TO BE DONE
• A. Return each line of the listing that contains the string "保证的期间是保证责任的存续期间", copying it in full.
• B. Extend the reflective piece on love and forgetting, starting right after its last sentence.

READING PASSAGE
____________________
I remember reading those lines and tearing up because of it. It was the first time i read the entire poem at that obscure section of that bookstore in some obscure place of the world. Maybe, pablo neruda writes, she loves me.

Loving is so short, forgetting is so long.

You will love again. We will love again. It might not be a one shot deal.

I know what pipe dreams are, i know what reality is. I won't stand in your way of being this person you were destined to be. You are up there, i am down here. It won't work. I will not get in the way.

Sa dinamidami ng aking minahal
Panandalian lamang at ilan ang nagtagal
Iisa pa lamang ang binabalikan
Alaala ng kahapon pinabayaan


The stethoscope around my neck felt heavy.

Who is your first love?

I try hard to think about it.
____________________
PROVIDED RECORDS
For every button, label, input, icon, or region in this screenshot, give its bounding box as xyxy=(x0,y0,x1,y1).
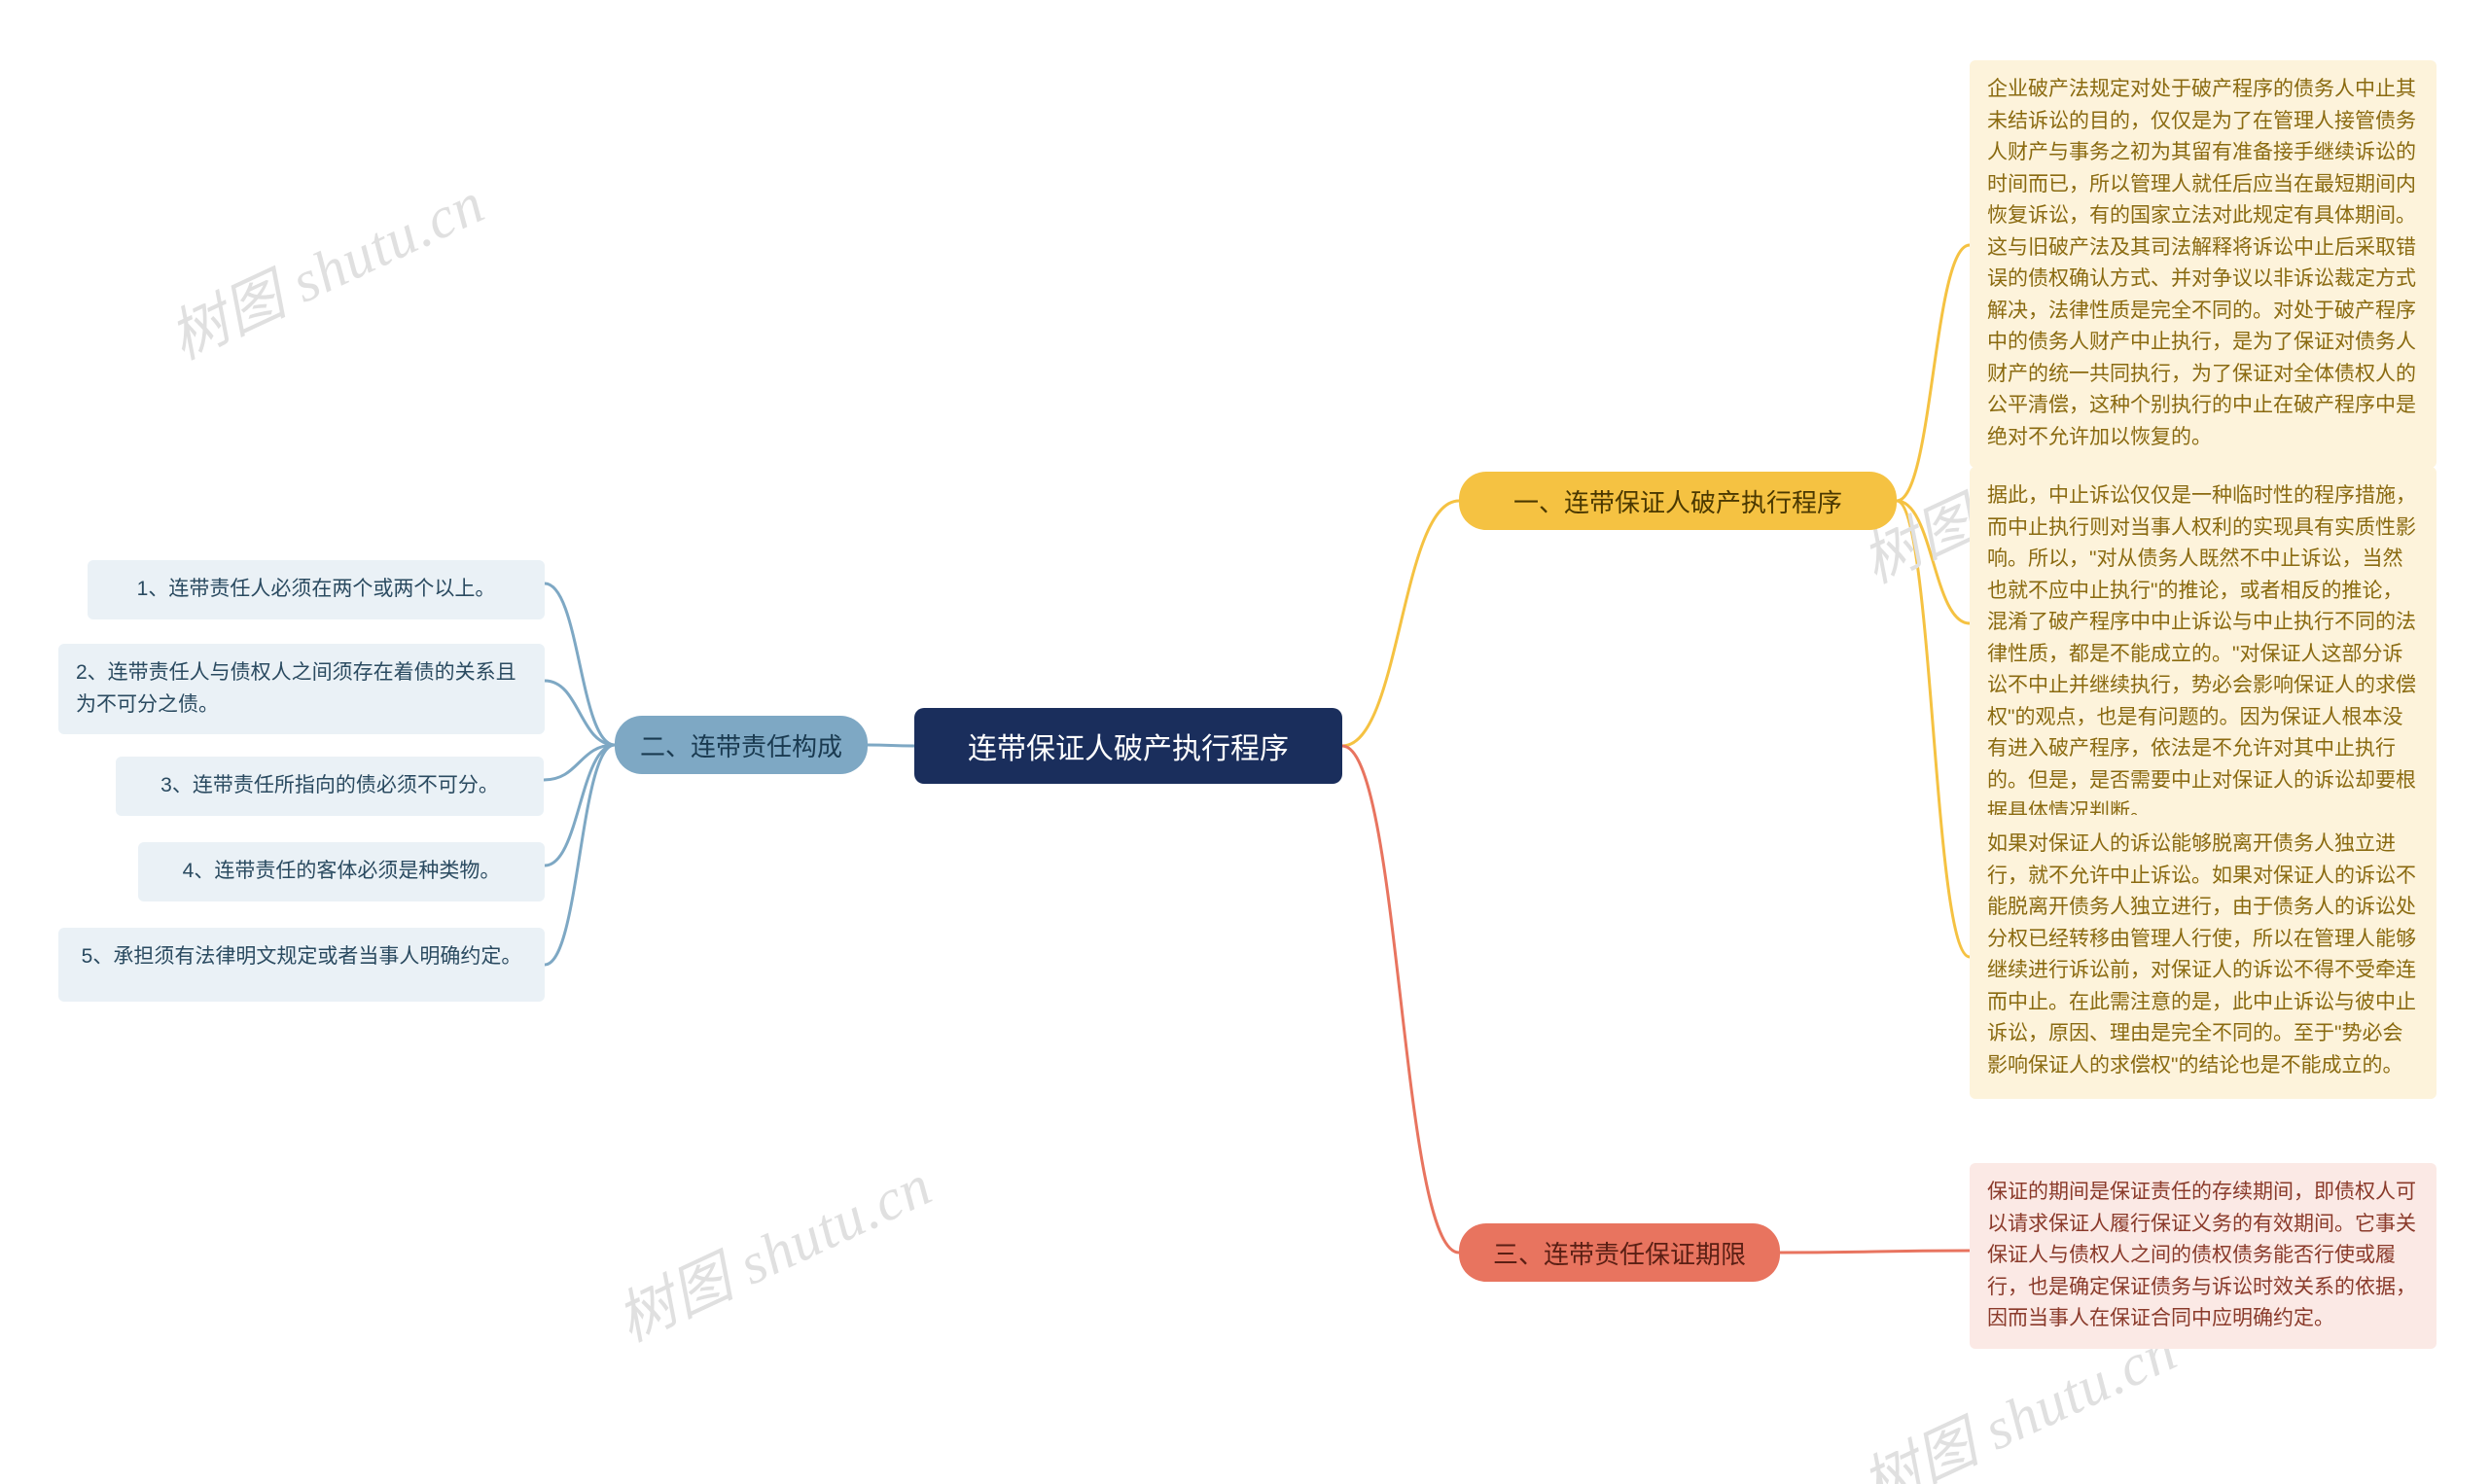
leaf-text: 2、连带责任人与债权人之间须存在着债的关系且为不可分之债。 xyxy=(76,657,527,721)
leaf-node[interactable]: 企业破产法规定对处于破产程序的债务人中止其未结诉讼的目的，仅仅是为了在管理人接管… xyxy=(1970,60,2437,468)
branch-node[interactable]: 三、连带责任保证期限 xyxy=(1459,1223,1780,1282)
watermark: 树图 shutu.cn xyxy=(154,157,496,376)
leaf-node[interactable]: 如果对保证人的诉讼能够脱离开债务人独立进行，就不允许中止诉讼。如果对保证人的诉讼… xyxy=(1970,815,2437,1099)
mindmap-canvas: 树图 shutu.cn树图 shutu.cn树图 shutu.cn树图 shut… xyxy=(0,0,2490,1484)
leaf-text: 如果对保证人的诉讼能够脱离开债务人独立进行，就不允许中止诉讼。如果对保证人的诉讼… xyxy=(1987,829,2419,1081)
branch-node[interactable]: 一、连带保证人破产执行程序 xyxy=(1459,472,1897,530)
leaf-node[interactable]: 2、连带责任人与债权人之间须存在着债的关系且为不可分之债。 xyxy=(58,644,545,734)
branch-label: 一、连带保证人破产执行程序 xyxy=(1513,483,1842,519)
branch-node[interactable]: 二、连带责任构成 xyxy=(615,716,868,774)
root-label: 连带保证人破产执行程序 xyxy=(968,724,1289,767)
leaf-text: 1、连带责任人必须在两个或两个以上。 xyxy=(137,574,496,606)
leaf-text: 5、承担须有法律明文规定或者当事人明确约定。 xyxy=(82,941,522,973)
watermark: 树图 shutu.cn xyxy=(601,1139,943,1359)
leaf-text: 4、连带责任的客体必须是种类物。 xyxy=(183,856,501,888)
leaf-node[interactable]: 1、连带责任人必须在两个或两个以上。 xyxy=(88,560,545,619)
leaf-node[interactable]: 4、连带责任的客体必须是种类物。 xyxy=(138,842,545,901)
leaf-node[interactable]: 保证的期间是保证责任的存续期间，即债权人可以请求保证人履行保证义务的有效期间。它… xyxy=(1970,1163,2437,1349)
leaf-text: 3、连带责任所指向的债必须不可分。 xyxy=(160,770,499,802)
leaf-node[interactable]: 3、连带责任所指向的债必须不可分。 xyxy=(116,757,544,816)
leaf-node[interactable]: 5、承担须有法律明文规定或者当事人明确约定。 xyxy=(58,928,545,1002)
leaf-text: 企业破产法规定对处于破产程序的债务人中止其未结诉讼的目的，仅仅是为了在管理人接管… xyxy=(1987,74,2419,454)
branch-label: 二、连带责任构成 xyxy=(640,727,842,763)
leaf-text: 保证的期间是保证责任的存续期间，即债权人可以请求保证人履行保证义务的有效期间。它… xyxy=(1987,1177,2419,1335)
root-node[interactable]: 连带保证人破产执行程序 xyxy=(914,708,1342,784)
leaf-text: 据此，中止诉讼仅仅是一种临时性的程序措施，而中止执行则对当事人权利的实现具有实质… xyxy=(1987,480,2419,829)
leaf-node[interactable]: 据此，中止诉讼仅仅是一种临时性的程序措施，而中止执行则对当事人权利的实现具有实质… xyxy=(1970,467,2437,842)
branch-label: 三、连带责任保证期限 xyxy=(1493,1235,1746,1271)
____________________
FINAL ANSWERS
• A.
leaf-node[interactable]: 保证的期间是保证责任的存续期间，即债权人可以请求保证人履行保证义务的有效期间。它… xyxy=(1970,1163,2437,1349)
leaf-text: 保证的期间是保证责任的存续期间，即债权人可以请求保证人履行保证义务的有效期间。它… xyxy=(1987,1177,2419,1335)

• B.
I recently came across the writings of a woman scorned. She apparently loved this guy dearly but for the life of her, he never loved her back. And she was angry, and let the whole literary world knew it. I was taken aback by such anger, remembering how the world would often mix those two.

Was it because i knew her love that those writings disturbed me in some way?

Iba ang telenovela sa totoong buhay. Her love. Was he ever hers to begin with? She apparently belonged to him but not vice versa. Who belonged to who then? I wanted desperately to know the answer to those writings.

I remember that i never really knew what love meant until one bled for it. It never meant hurting the one you love. Love always protects. It always trusts, it always hopes. It keeps no record of wrongs. I'm not saying i am perfect, but if i close my eyes and try to regurgitate the past, i could not remember any record of wrongs. I just smile and say it was a good run. Like how you remember a favorite movie. Or a favorite song. That was a great song. And you remember how you danced. And it puts a smile back on your face. That i think, is how past love should be remembered. But what do i know?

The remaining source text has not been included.